*What you need to do*.
Locate all lines in the data below that hold "share" and show them.

Saved data entries

_ _ _

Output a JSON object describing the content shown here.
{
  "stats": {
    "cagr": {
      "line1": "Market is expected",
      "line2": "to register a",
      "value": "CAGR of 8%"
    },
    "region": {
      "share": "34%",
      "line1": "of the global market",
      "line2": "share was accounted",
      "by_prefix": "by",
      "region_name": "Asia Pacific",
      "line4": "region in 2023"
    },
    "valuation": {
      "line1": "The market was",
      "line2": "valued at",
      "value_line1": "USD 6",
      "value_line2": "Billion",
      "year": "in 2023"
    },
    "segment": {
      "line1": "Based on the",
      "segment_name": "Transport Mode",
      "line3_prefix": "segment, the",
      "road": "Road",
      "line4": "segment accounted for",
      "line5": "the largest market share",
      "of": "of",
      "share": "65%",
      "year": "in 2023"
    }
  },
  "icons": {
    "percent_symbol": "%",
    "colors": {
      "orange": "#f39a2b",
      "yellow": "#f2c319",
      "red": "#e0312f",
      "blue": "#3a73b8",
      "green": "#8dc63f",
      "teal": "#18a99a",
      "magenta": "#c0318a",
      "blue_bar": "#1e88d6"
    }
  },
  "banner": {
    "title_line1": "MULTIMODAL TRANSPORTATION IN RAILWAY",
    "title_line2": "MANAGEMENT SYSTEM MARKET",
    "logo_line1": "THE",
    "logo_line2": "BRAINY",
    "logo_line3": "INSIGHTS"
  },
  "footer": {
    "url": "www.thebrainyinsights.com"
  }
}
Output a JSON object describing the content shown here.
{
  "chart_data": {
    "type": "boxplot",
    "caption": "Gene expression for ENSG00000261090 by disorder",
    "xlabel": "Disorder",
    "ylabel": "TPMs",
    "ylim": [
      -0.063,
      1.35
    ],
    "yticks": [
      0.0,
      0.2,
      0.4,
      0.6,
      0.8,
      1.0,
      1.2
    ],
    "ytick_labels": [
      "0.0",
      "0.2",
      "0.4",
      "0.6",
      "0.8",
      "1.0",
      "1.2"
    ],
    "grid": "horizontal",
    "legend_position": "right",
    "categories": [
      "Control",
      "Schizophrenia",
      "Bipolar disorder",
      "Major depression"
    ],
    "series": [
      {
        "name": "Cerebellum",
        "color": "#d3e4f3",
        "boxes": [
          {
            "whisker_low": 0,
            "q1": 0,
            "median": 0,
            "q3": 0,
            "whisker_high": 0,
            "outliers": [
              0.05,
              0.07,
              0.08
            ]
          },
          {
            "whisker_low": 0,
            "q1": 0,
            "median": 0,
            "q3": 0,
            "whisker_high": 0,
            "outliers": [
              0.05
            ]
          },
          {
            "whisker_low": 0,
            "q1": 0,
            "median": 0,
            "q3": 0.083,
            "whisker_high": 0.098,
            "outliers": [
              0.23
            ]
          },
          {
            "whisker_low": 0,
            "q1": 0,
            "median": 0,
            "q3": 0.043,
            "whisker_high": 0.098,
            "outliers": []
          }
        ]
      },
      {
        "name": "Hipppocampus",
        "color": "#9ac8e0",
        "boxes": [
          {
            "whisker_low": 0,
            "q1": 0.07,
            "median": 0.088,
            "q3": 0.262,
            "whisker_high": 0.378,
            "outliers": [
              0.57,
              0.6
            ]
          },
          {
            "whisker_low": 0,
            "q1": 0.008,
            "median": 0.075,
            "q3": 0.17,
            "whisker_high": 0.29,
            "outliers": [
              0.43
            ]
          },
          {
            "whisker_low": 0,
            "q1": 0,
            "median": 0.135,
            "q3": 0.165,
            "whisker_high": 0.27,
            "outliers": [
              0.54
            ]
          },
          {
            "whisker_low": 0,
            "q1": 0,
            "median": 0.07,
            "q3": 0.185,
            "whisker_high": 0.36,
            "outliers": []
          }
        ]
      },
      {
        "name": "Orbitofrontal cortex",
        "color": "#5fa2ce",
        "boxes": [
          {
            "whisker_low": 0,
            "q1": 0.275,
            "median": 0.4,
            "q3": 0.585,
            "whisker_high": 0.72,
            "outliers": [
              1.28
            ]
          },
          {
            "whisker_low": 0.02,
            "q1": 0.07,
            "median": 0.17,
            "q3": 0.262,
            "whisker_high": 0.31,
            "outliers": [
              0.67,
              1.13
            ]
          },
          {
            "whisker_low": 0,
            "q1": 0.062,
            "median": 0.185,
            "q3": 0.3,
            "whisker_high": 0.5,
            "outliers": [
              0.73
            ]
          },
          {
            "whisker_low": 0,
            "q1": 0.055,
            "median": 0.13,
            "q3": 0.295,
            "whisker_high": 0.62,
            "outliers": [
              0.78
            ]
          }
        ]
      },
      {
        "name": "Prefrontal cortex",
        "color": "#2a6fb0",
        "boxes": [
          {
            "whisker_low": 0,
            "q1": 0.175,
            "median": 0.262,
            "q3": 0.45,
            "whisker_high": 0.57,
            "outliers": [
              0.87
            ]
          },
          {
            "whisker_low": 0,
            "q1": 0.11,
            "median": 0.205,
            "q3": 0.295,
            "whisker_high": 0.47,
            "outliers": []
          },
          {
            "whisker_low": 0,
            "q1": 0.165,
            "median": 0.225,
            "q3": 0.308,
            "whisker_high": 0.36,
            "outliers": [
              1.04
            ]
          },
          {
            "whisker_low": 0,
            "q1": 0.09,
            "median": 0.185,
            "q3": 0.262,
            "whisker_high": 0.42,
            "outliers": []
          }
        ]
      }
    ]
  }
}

_ _ _

*Answer to the exercise*.
      "share": "34%",
      "line2": "share was accounted",
      "line5": "the largest market share",
      "share": "65%",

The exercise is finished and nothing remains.